Do this = List all lines in the material below that contain "而以义设人".

-- start of Data provided --

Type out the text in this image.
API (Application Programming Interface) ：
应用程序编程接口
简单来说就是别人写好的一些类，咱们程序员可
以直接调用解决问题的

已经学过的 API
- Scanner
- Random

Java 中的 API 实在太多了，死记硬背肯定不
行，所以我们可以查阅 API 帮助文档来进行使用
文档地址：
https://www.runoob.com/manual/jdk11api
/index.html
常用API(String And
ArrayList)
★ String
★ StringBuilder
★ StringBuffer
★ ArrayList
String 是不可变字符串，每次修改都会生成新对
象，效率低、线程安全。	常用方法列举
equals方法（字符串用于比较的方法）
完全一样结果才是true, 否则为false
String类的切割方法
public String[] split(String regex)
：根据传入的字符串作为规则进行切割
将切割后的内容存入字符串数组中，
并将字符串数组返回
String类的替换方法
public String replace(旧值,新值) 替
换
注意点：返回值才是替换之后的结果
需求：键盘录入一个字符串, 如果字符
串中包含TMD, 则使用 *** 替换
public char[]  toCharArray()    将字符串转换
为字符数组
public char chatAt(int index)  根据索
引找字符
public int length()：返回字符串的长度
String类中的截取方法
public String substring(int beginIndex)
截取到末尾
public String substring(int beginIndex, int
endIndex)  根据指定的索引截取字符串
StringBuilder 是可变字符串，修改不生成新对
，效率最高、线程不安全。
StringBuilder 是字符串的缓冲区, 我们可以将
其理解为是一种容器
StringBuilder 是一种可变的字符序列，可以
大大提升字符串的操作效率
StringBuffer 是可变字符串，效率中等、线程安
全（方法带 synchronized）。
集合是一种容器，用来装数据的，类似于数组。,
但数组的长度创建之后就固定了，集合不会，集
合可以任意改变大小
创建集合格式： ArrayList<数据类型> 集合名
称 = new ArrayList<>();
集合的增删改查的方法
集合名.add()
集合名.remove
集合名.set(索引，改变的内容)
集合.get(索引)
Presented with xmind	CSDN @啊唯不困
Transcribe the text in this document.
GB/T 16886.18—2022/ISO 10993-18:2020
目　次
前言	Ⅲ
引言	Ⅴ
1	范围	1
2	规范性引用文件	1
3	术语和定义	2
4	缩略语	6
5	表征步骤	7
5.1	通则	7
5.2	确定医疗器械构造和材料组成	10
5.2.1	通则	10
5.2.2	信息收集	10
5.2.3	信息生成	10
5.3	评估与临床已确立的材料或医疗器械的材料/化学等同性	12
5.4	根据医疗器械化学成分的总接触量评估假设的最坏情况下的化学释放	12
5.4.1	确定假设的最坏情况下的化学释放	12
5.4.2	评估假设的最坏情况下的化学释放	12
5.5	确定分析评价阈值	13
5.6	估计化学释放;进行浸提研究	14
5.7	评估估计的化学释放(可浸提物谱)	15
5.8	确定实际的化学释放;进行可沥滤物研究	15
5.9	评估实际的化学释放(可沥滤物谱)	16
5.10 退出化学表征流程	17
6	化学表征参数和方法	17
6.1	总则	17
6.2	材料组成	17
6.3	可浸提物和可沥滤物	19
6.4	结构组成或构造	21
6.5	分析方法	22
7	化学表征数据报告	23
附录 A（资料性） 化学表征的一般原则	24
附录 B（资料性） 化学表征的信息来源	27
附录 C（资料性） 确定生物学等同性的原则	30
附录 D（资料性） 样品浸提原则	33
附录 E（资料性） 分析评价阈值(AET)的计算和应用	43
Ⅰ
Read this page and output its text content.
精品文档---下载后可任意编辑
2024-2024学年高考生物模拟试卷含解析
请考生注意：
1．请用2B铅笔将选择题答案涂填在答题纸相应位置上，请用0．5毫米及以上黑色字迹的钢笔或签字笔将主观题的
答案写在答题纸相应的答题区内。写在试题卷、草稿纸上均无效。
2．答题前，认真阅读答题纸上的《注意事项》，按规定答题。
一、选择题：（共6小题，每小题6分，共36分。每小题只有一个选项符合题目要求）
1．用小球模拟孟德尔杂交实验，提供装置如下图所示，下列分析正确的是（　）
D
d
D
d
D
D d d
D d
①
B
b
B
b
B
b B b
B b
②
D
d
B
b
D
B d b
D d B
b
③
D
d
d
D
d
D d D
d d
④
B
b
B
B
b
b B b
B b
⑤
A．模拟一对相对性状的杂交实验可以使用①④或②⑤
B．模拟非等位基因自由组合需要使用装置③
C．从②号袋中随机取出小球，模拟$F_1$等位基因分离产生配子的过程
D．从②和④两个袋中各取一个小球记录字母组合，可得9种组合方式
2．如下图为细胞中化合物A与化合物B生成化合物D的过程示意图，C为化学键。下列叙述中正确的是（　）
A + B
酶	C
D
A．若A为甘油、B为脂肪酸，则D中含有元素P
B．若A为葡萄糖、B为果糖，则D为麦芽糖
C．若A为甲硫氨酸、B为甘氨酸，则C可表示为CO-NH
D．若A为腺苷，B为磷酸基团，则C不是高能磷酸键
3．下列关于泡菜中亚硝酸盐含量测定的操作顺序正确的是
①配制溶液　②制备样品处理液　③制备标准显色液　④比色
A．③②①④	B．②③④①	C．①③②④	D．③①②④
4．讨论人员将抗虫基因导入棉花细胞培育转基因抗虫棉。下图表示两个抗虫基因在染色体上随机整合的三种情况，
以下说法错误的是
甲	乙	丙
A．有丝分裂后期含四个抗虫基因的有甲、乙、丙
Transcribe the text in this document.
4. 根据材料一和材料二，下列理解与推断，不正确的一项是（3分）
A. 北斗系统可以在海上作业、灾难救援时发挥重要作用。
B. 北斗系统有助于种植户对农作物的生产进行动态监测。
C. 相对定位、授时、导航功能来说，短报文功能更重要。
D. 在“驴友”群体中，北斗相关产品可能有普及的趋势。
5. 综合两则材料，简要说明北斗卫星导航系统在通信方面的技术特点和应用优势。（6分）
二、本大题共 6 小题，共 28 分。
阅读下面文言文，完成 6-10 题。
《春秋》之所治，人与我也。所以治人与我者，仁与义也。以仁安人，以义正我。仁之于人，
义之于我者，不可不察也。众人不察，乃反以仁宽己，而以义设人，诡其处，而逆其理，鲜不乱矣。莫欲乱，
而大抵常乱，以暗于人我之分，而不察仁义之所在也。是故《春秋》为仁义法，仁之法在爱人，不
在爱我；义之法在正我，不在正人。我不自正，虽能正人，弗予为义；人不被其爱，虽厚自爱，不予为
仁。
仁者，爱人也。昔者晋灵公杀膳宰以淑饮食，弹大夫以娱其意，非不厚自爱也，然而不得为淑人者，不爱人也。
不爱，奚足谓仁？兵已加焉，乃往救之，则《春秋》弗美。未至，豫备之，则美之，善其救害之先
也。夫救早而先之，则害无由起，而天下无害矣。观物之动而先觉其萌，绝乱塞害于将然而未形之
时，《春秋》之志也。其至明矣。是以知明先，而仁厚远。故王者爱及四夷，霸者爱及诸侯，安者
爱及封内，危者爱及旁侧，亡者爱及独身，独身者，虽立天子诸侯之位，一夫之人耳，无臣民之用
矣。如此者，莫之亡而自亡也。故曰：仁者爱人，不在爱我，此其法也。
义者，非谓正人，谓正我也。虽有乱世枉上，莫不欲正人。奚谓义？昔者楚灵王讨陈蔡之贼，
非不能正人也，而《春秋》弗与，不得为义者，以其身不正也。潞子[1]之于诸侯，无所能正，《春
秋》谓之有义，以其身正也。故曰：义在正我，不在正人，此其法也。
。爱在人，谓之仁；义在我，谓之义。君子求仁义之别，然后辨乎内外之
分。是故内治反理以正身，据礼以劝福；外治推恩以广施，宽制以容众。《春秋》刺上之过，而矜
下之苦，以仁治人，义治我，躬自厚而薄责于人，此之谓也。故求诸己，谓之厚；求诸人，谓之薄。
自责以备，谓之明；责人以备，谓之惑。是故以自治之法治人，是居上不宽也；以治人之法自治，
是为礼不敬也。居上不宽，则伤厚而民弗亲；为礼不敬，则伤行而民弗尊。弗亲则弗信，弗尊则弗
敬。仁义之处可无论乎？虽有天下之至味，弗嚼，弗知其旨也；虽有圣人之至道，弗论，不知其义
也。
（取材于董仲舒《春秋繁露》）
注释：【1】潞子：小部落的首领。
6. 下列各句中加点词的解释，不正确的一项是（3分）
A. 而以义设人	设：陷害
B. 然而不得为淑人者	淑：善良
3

-- end of Data provided --

Result of the task =
义之于我者，不可不察也。众人不察，乃反以仁宽己，而以义设人，诡其处，而逆其理，鲜不乱矣。莫欲乱，
A. 而以义设人	设：陷害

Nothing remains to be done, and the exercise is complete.